___ Data shown
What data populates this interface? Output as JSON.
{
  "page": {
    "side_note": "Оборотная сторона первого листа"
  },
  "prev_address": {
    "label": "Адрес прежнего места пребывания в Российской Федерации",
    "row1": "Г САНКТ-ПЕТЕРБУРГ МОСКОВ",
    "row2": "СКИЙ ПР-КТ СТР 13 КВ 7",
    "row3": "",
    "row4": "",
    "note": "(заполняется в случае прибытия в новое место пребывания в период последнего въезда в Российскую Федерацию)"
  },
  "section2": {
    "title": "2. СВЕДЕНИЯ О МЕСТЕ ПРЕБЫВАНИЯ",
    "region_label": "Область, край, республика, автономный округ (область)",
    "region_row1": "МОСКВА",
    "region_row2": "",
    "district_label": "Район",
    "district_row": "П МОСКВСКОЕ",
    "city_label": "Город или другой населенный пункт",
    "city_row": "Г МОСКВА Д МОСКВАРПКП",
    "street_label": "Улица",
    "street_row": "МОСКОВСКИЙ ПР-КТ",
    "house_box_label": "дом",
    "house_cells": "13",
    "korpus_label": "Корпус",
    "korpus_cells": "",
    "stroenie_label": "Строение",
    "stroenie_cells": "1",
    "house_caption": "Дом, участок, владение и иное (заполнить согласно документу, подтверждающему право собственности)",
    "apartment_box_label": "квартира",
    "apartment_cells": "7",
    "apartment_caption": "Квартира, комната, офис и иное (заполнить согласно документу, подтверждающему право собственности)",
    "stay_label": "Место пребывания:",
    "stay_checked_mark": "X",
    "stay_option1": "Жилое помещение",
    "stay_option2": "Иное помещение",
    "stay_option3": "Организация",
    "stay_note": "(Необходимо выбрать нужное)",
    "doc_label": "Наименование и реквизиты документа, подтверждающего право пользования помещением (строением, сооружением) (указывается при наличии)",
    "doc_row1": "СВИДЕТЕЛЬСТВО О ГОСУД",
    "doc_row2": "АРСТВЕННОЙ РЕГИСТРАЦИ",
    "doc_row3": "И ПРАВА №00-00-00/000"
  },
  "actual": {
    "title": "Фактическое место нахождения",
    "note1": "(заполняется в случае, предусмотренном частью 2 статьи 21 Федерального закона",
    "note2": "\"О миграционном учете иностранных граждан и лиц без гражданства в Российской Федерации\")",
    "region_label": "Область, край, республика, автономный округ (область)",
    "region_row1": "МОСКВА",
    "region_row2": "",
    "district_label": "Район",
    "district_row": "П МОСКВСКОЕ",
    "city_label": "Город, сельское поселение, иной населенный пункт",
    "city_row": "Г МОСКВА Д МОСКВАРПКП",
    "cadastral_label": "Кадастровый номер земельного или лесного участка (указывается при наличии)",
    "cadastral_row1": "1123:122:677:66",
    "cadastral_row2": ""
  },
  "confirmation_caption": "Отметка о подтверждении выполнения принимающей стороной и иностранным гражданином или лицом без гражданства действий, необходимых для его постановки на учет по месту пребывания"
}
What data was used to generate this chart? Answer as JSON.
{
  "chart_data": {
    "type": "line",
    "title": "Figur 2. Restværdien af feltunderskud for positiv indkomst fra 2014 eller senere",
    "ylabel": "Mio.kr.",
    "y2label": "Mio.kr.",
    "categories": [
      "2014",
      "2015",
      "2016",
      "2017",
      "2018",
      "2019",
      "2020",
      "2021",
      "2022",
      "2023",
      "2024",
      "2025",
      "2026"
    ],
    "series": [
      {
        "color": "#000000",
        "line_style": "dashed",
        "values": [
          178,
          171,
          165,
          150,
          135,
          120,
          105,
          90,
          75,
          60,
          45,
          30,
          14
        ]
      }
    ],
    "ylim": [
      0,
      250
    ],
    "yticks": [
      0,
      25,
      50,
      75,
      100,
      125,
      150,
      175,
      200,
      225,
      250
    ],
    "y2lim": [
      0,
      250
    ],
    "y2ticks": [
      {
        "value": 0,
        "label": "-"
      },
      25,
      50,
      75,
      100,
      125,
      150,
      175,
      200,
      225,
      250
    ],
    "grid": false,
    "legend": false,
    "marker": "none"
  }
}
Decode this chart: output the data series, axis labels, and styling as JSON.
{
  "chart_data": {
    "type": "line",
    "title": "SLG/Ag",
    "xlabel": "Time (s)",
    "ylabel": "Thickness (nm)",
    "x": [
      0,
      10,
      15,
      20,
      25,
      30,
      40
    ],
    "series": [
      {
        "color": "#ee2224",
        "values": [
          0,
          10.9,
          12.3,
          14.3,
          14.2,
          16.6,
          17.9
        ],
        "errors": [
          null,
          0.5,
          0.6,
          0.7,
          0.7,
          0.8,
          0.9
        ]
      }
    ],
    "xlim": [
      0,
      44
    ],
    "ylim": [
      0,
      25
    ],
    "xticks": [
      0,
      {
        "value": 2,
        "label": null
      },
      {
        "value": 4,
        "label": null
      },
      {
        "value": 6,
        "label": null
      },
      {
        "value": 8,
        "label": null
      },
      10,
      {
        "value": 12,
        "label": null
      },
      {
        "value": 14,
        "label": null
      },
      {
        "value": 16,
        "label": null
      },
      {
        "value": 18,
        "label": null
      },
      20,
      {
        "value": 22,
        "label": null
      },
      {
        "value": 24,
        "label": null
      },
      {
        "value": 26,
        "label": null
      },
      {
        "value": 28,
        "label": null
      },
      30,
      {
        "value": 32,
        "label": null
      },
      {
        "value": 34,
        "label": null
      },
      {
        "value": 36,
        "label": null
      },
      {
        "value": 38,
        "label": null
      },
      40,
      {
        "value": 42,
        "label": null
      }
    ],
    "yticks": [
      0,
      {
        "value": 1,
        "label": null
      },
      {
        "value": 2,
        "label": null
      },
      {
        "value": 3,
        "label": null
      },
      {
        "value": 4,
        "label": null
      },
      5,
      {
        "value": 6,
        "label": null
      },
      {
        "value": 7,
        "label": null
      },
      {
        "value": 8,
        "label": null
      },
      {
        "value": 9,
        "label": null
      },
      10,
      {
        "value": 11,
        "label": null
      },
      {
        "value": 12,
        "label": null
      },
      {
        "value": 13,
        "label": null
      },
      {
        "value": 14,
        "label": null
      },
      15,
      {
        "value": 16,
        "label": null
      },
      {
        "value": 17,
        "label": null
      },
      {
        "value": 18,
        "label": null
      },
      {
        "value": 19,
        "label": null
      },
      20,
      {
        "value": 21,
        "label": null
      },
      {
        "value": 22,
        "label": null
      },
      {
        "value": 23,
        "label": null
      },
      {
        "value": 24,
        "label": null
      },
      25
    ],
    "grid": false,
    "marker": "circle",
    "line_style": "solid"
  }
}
______
What is expected>
Each entry must be reproduced verbatim.

Reply to the exercise>
What data populates this interface? Output as JSON.
{
  "page": {
    "side_note": "Оборотная сторона первого листа"
  },
  "prev_address": {
    "label": "Адрес прежнего места пребывания в Российской Федерации",
    "row1": "Г САНКТ-ПЕТЕРБУРГ МОСКОВ",
    "row2": "СКИЙ ПР-КТ СТР 13 КВ 7",
    "row3": "",
    "row4": "",
    "note": "(заполняется в случае прибытия в новое место пребывания в период последнего въезда в Российскую Федерацию)"
  },
  "section2": {
    "title": "2. СВЕДЕНИЯ О МЕСТЕ ПРЕБЫВАНИЯ",
    "region_label": "Область, край, республика, автономный округ (область)",
    "region_row1": "МОСКВА",
    "region_row2": "",
    "district_label": "Район",
    "district_row": "П МОСКВСКОЕ",
    "city_label": "Город или другой населенный пункт",
    "city_row": "Г МОСКВА Д МОСКВАРПКП",
    "street_label": "Улица",
    "street_row": "МОСКОВСКИЙ ПР-КТ",
    "house_box_label": "дом",
    "house_cells": "13",
    "korpus_label": "Корпус",
    "korpus_cells": "",
    "stroenie_label": "Строение",
    "stroenie_cells": "1",
    "house_caption": "Дом, участок, владение и иное (заполнить согласно документу, подтверждающему право собственности)",
    "apartment_box_label": "квартира",
    "apartment_cells": "7",
    "apartment_caption": "Квартира, комната, офис и иное (заполнить согласно документу, подтверждающему право собственности)",
    "stay_label": "Место пребывания:",
    "stay_checked_mark": "X",
    "stay_option1": "Жилое помещение",
    "stay_option2": "Иное помещение",
    "stay_option3": "Организация",
    "stay_note": "(Необходимо выбрать нужное)",
    "doc_label": "Наименование и реквизиты документа, подтверждающего право пользования помещением (строением, сооружением) (указывается при наличии)",
    "doc_row1": "СВИДЕТЕЛЬСТВО О ГОСУД",
    "doc_row2": "АРСТВЕННОЙ РЕГИСТРАЦИ",
    "doc_row3": "И ПРАВА №00-00-00/000"
  },
  "actual": {
    "title": "Фактическое место нахождения",
    "note1": "(заполняется в случае, предусмотренном частью 2 статьи 21 Федерального закона",
    "note2": "\"О миграционном учете иностранных граждан и лиц без гражданства в Российской Федерации\")",
    "region_label": "Область, край, республика, автономный округ (область)",
    "region_row1": "МОСКВА",
    "region_row2": "",
    "district_label": "Район",
    "district_row": "П МОСКВСКОЕ",
    "city_label": "Город, сельское поселение, иной населенный пункт",
    "city_row": "Г МОСКВА Д МОСКВАРПКП",
    "cadastral_label": "Кадастровый номер земельного или лесного участка (указывается при наличии)",
    "cadastral_row1": "1123:122:677:66",
    "cadastral_row2": ""
  },
  "confirmation_caption": "Отметка о подтверждении выполнения принимающей стороной и иностранным гражданином или лицом без гражданства действий, необходимых для его постановки на учет по месту пребывания"
}
What data was used to generate this chart? Answer as JSON.
{
  "chart_data": {
    "type": "line",
    "title": "Figur 2. Restværdien af feltunderskud for positiv indkomst fra 2014 eller senere",
    "ylabel": "Mio.kr.",
    "y2label": "Mio.kr.",
    "categories": [
      "2014",
      "2015",
      "2016",
      "2017",
      "2018",
      "2019",
      "2020",
      "2021",
      "2022",
      "2023",
      "2024",
      "2025",
      "2026"
    ],
    "series": [
      {
        "color": "#000000",
        "line_style": "dashed",
        "values": [
          178,
          171,
          165,
          150,
          135,
          120,
          105,
          90,
          75,
          60,
          45,
          30,
          14
        ]
      }
    ],
    "ylim": [
      0,
      250
    ],
    "yticks": [
      0,
      25,
      50,
      75,
      100,
      125,
      150,
      175,
      200,
      225,
      250
    ],
    "y2lim": [
      0,
      250
    ],
    "y2ticks": [
      {
        "value": 0,
        "label": "-"
      },
      25,
      50,
      75,
      100,
      125,
      150,
      175,
      200,
      225,
      250
    ],
    "grid": false,
    "legend": false,
    "marker": "none"
  }
}
Decode this chart: output the data series, axis labels, and styling as JSON.
{
  "chart_data": {
    "type": "line",
    "title": "SLG/Ag",
    "xlabel": "Time (s)",
    "ylabel": "Thickness (nm)",
    "x": [
      0,
      10,
      15,
      20,
      25,
      30,
      40
    ],
    "series": [
      {
        "color": "#ee2224",
        "values": [
          0,
          10.9,
          12.3,
          14.3,
          14.2,
          16.6,
          17.9
        ],
        "errors": [
          null,
          0.5,
          0.6,
          0.7,
          0.7,
          0.8,
          0.9
        ]
      }
    ],
    "xlim": [
      0,
      44
    ],
    "ylim": [
      0,
      25
    ],
    "xticks": [
      0,
      {
        "value": 2,
        "label": null
      },
      {
        "value": 4,
        "label": null
      },
      {
        "value": 6,
        "label": null
      },
      {
        "value": 8,
        "label": null
      },
      10,
      {
        "value": 12,
        "label": null
      },
      {
        "value": 14,
        "label": null
      },
      {
        "value": 16,
        "label": null
      },
      {
        "value": 18,
        "label": null
      },
      20,
      {
        "value": 22,
        "label": null
      },
      {
        "value": 24,
        "label": null
      },
      {
        "value": 26,
        "label": null
      },
      {
        "value": 28,
        "label": null
      },
      30,
      {
        "value": 32,
        "label": null
      },
      {
        "value": 34,
        "label": null
      },
      {
        "value": 36,
        "label": null
      },
      {
        "value": 38,
        "label": null
      },
      40,
      {
        "value": 42,
        "label": null
      }
    ],
    "yticks": [
      0,
      {
        "value": 1,
        "label": null
      },
      {
        "value": 2,
        "label": null
      },
      {
        "value": 3,
        "label": null
      },
      {
        "value": 4,
        "label": null
      },
      5,
      {
        "value": 6,
        "label": null
      },
      {
        "value": 7,
        "label": null
      },
      {
        "value": 8,
        "label": null
      },
      {
        "value": 9,
        "label": null
      },
      10,
      {
        "value": 11,
        "label": null
      },
      {
        "value": 12,
        "label": null
      },
      {
        "value": 13,
        "label": null
      },
      {
        "value": 14,
        "label": null
      },
      15,
      {
        "value": 16,
        "label": null
      },
      {
        "value": 17,
        "label": null
      },
      {
        "value": 18,
        "label": null
      },
      {
        "value": 19,
        "label": null
      },
      20,
      {
        "value": 21,
        "label": null
      },
      {
        "value": 22,
        "label": null
      },
      {
        "value": 23,
        "label": null
      },
      {
        "value": 24,
        "label": null
      },
      25
    ],
    "grid": false,
    "marker": "circle",
    "line_style": "solid"
  }
}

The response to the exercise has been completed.